Repeat the records verbatim and leave the pictures out of your copy.

____ RECORD LIST

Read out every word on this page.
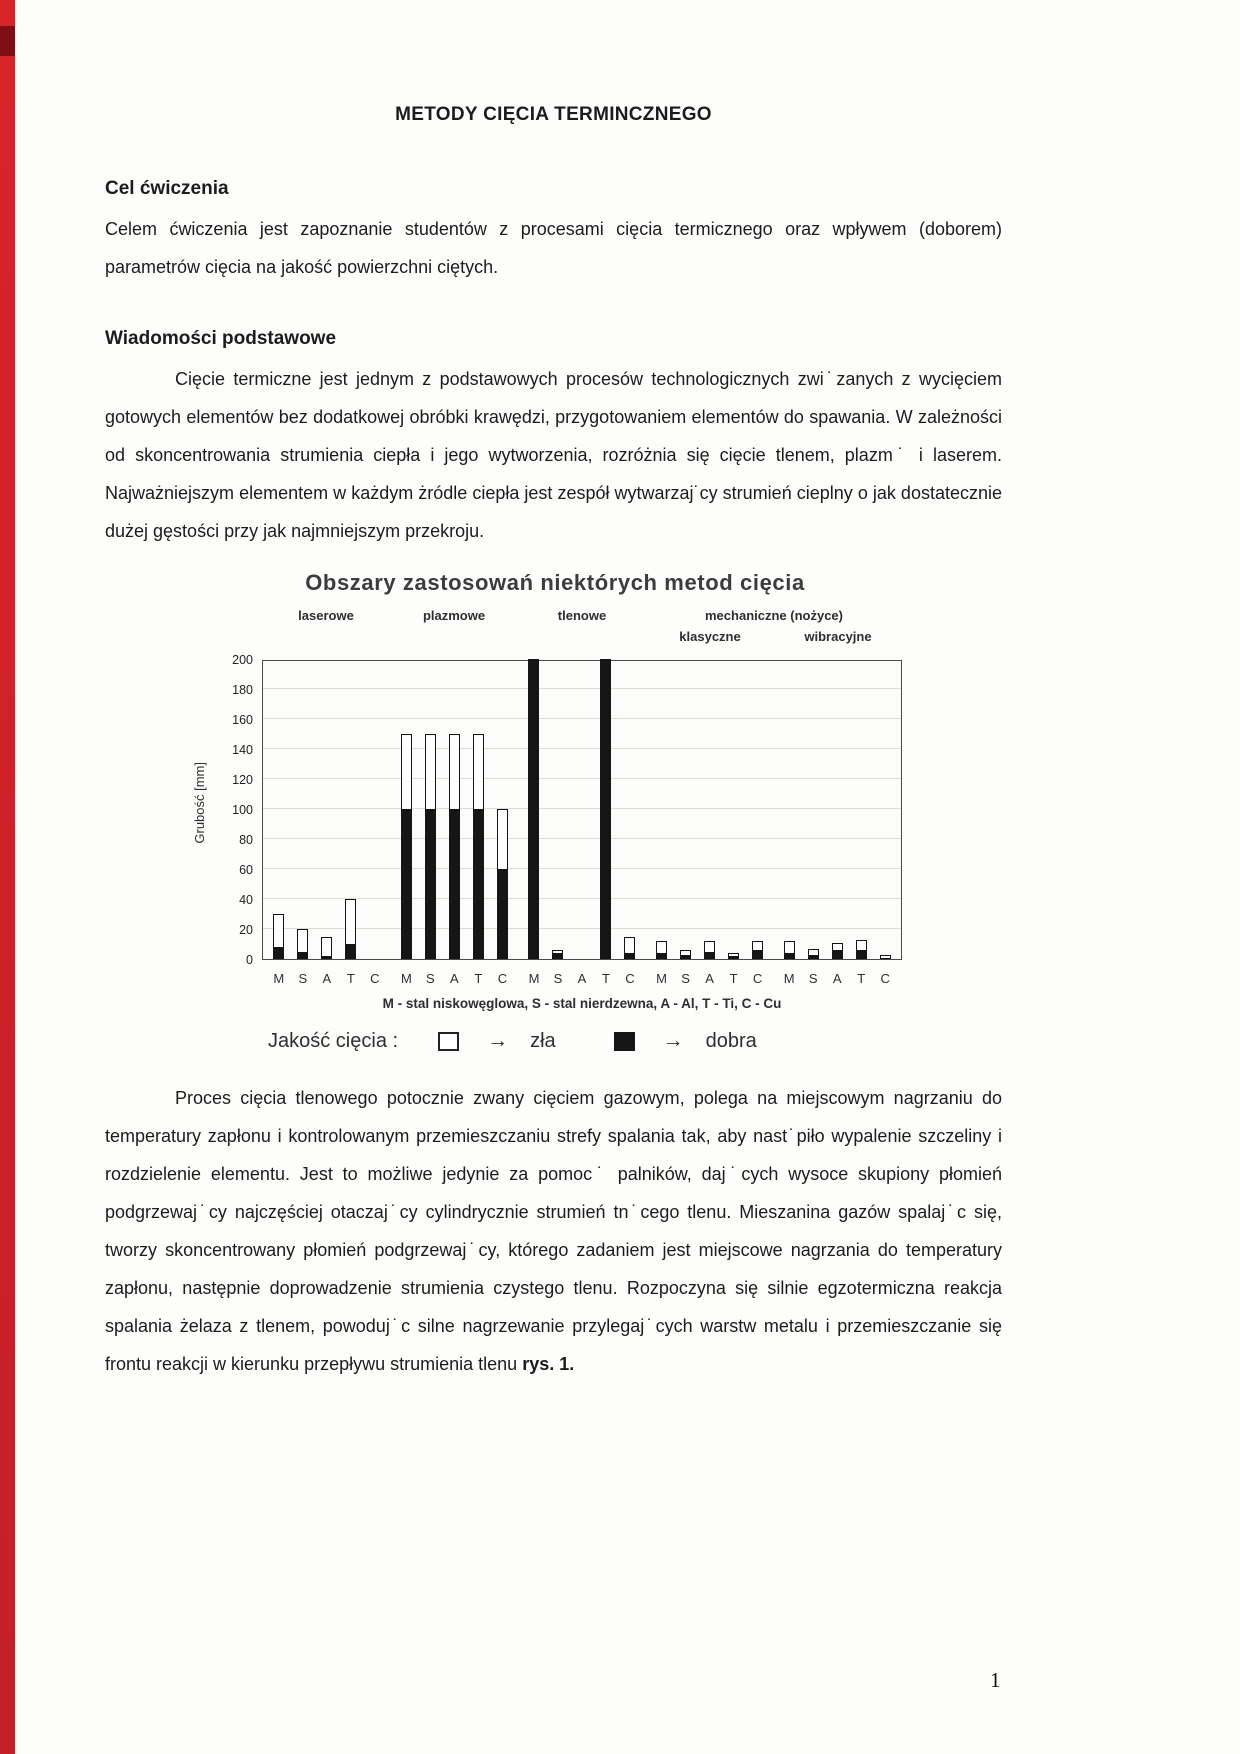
METODY CIĘCIA TERMINCZNEGO
Cel ćwiczenia

Celem ćwiczenia jest zapoznanie studentów z procesami cięcia termicznego oraz wpływem (doborem) parametrów cięcia na jakość powierzchni ciętych.

Wiadomości podstawowe

Cięcie termiczne jest jednym z podstawowych procesów technologicznych zwi˙zanych z wycięciem gotowych elementów bez dodatkowej obróbki krawędzi, przygotowaniem elementów do spawania. W zależności od skoncentrowania strumienia ciepła i jego wytworzenia, rozróżnia się cięcie tlenem, plazm˙ i laserem. Najważniejszym elementem w każdym żródle ciepła jest zespół wytwarzaj˙cy strumień cieplny o jak dostatecznie dużej gęstości przy jak najmniejszym przekroju.

Obszary zastosowań niektórych metod cięcia
laserowe	plazmowe	tlenowe	mechaniczne (nożyce)
klasyczne	wibracyjne
Grubość [mm]
0
20
40
60
80
100
120
140
160
180
200
M S A T C M S A T C M S A T C M S A T C M S A T C
M - stal niskowęglowa, S - stal nierdzewna, A - Al, T - Ti, C - Cu
Jakość cięcia :	→ zła	→ dobra

Proces cięcia tlenowego potocznie zwany cięciem gazowym, polega na miejscowym nagrzaniu do temperatury zapłonu i kontrolowanym przemieszczaniu strefy spalania tak, aby nast˙piło wypalenie szczeliny i rozdzielenie elementu. Jest to możliwe jedynie za pomoc˙ palników, daj˙cych wysoce skupiony płomień podgrzewaj˙cy najczęściej otaczaj˙cy cylindrycznie strumień tn˙cego tlenu. Mieszanina gazów spalaj˙c się, tworzy skoncentrowany płomień podgrzewaj˙cy, którego zadaniem jest miejscowe nagrzania do temperatury zapłonu, następnie doprowadzenie strumienia czystego tlenu. Rozpoczyna się silnie egzotermiczna reakcja spalania żelaza z tlenem, powoduj˙c silne nagrzewanie przylegaj˙cych warstw metalu i przemieszczanie się frontu reakcji w kierunku przepływu strumienia tlenu rys. 1.

1
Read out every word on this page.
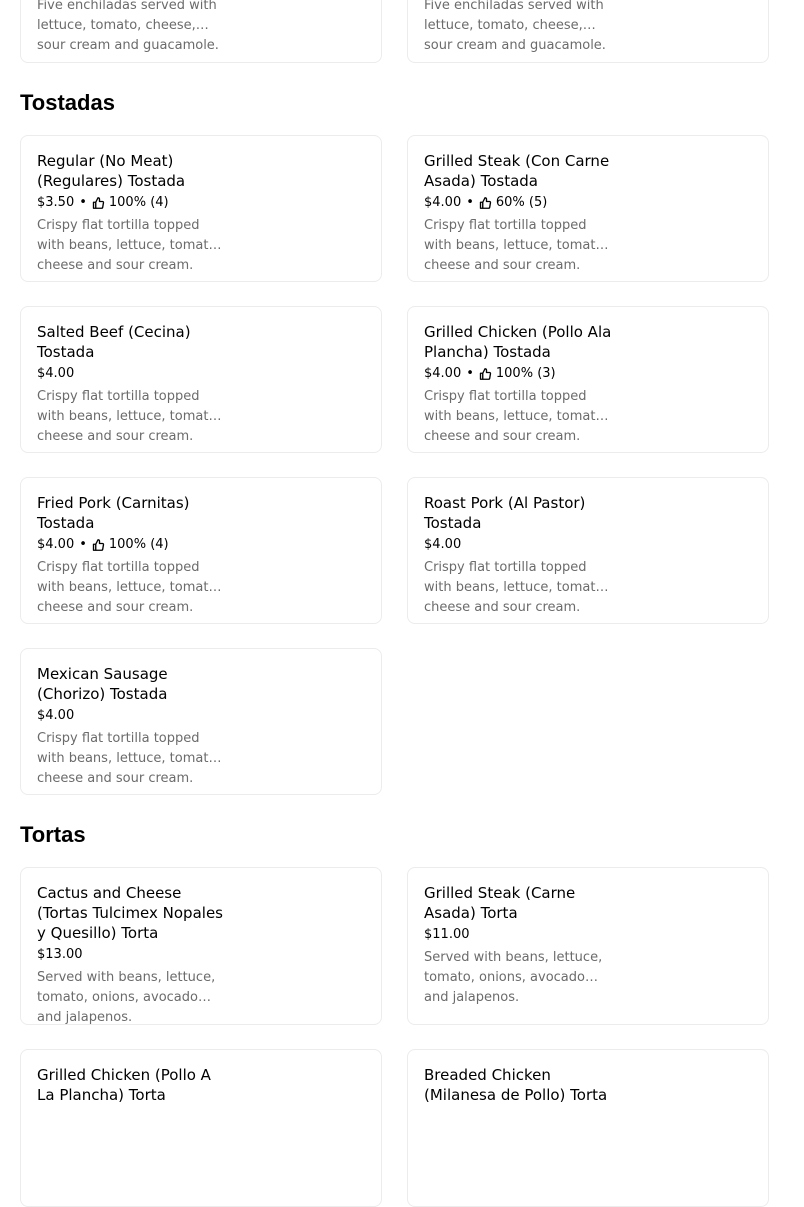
Five enchiladas served with lettuce, tomato, cheese, sour cream and guacamole.
Five enchiladas served with lettuce, tomato, cheese, sour cream and guacamole.
Tostadas
Regular (No Meat) (Regulares) Tostada
$3.50 • 100% (4)
Crispy flat tortilla topped with beans, lettuce, tomato, cheese and sour cream.
Grilled Steak (Con Carne Asada) Tostada
$4.00 • 60% (5)
Crispy flat tortilla topped with beans, lettuce, tomato, cheese and sour cream.
Salted Beef (Cecina) Tostada
$4.00
Crispy flat tortilla topped with beans, lettuce, tomato, cheese and sour cream.
Grilled Chicken (Pollo Ala Plancha) Tostada
$4.00 • 100% (3)
Crispy flat tortilla topped with beans, lettuce, tomato, cheese and sour cream.
Fried Pork (Carnitas) Tostada
$4.00 • 100% (4)
Crispy flat tortilla topped with beans, lettuce, tomato, cheese and sour cream.
Roast Pork (Al Pastor) Tostada
$4.00
Crispy flat tortilla topped with beans, lettuce, tomato, cheese and sour cream.
Mexican Sausage (Chorizo) Tostada
$4.00
Crispy flat tortilla topped with beans, lettuce, tomato, cheese and sour cream.
Tortas
Cactus and Cheese (Tortas Tulcimex Nopales y Quesillo) Torta
$13.00
Served with beans, lettuce, tomato, onions, avocado and jalapenos.
Grilled Steak (Carne Asada) Torta
$11.00
Served with beans, lettuce, tomato, onions, avocado and jalapenos.
Grilled Chicken (Pollo A La Plancha) Torta
Breaded Chicken (Milanesa de Pollo) Torta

________

## SOLUTION BELOW
Read out every word on this page.
METODY CIĘCIA TERMINCZNEGO
Cel ćwiczenia

Celem ćwiczenia jest zapoznanie studentów z procesami cięcia termicznego oraz wpływem (doborem) parametrów cięcia na jakość powierzchni ciętych.

Wiadomości podstawowe

Cięcie termiczne jest jednym z podstawowych procesów technologicznych zwi˙zanych z wycięciem gotowych elementów bez dodatkowej obróbki krawędzi, przygotowaniem elementów do spawania. W zależności od skoncentrowania strumienia ciepła i jego wytworzenia, rozróżnia się cięcie tlenem, plazm˙ i laserem. Najważniejszym elementem w każdym żródle ciepła jest zespół wytwarzaj˙cy strumień cieplny o jak dostatecznie dużej gęstości przy jak najmniejszym przekroju.

Obszary zastosowań niektórych metod cięcia
laserowe	plazmowe	tlenowe	mechaniczne (nożyce)
klasyczne	wibracyjne
Grubość [mm]
0
20
40
60
80
100
120
140
160
180
200
M S A T C M S A T C M S A T C M S A T C M S A T C
M - stal niskowęglowa, S - stal nierdzewna, A - Al, T - Ti, C - Cu
Jakość cięcia :	→ zła	→ dobra

Proces cięcia tlenowego potocznie zwany cięciem gazowym, polega na miejscowym nagrzaniu do temperatury zapłonu i kontrolowanym przemieszczaniu strefy spalania tak, aby nast˙piło wypalenie szczeliny i rozdzielenie elementu. Jest to możliwe jedynie za pomoc˙ palników, daj˙cych wysoce skupiony płomień podgrzewaj˙cy najczęściej otaczaj˙cy cylindrycznie strumień tn˙cego tlenu. Mieszanina gazów spalaj˙c się, tworzy skoncentrowany płomień podgrzewaj˙cy, którego zadaniem jest miejscowe nagrzania do temperatury zapłonu, następnie doprowadzenie strumienia czystego tlenu. Rozpoczyna się silnie egzotermiczna reakcja spalania żelaza z tlenem, powoduj˙c silne nagrzewanie przylegaj˙cych warstw metalu i przemieszczanie się frontu reakcji w kierunku przepływu strumienia tlenu rys. 1.

1
Read out every word on this page.
Five enchiladas served with lettuce, tomato, cheese, sour cream and guacamole.
Five enchiladas served with lettuce, tomato, cheese, sour cream and guacamole.
Tostadas
Regular (No Meat) (Regulares) Tostada
$3.50 • 100% (4)
Crispy flat tortilla topped with beans, lettuce, tomato, cheese and sour cream.
Grilled Steak (Con Carne Asada) Tostada
$4.00 • 60% (5)
Crispy flat tortilla topped with beans, lettuce, tomato, cheese and sour cream.
Salted Beef (Cecina) Tostada
$4.00
Crispy flat tortilla topped with beans, lettuce, tomato, cheese and sour cream.
Grilled Chicken (Pollo Ala Plancha) Tostada
$4.00 • 100% (3)
Crispy flat tortilla topped with beans, lettuce, tomato, cheese and sour cream.
Fried Pork (Carnitas) Tostada
$4.00 • 100% (4)
Crispy flat tortilla topped with beans, lettuce, tomato, cheese and sour cream.
Roast Pork (Al Pastor) Tostada
$4.00
Crispy flat tortilla topped with beans, lettuce, tomato, cheese and sour cream.
Mexican Sausage (Chorizo) Tostada
$4.00
Crispy flat tortilla topped with beans, lettuce, tomato, cheese and sour cream.
Tortas
Cactus and Cheese (Tortas Tulcimex Nopales y Quesillo) Torta
$13.00
Served with beans, lettuce, tomato, onions, avocado and jalapenos.
Grilled Steak (Carne Asada) Torta
$11.00
Served with beans, lettuce, tomato, onions, avocado and jalapenos.
Grilled Chicken (Pollo A La Plancha) Torta
Breaded Chicken (Milanesa de Pollo) Torta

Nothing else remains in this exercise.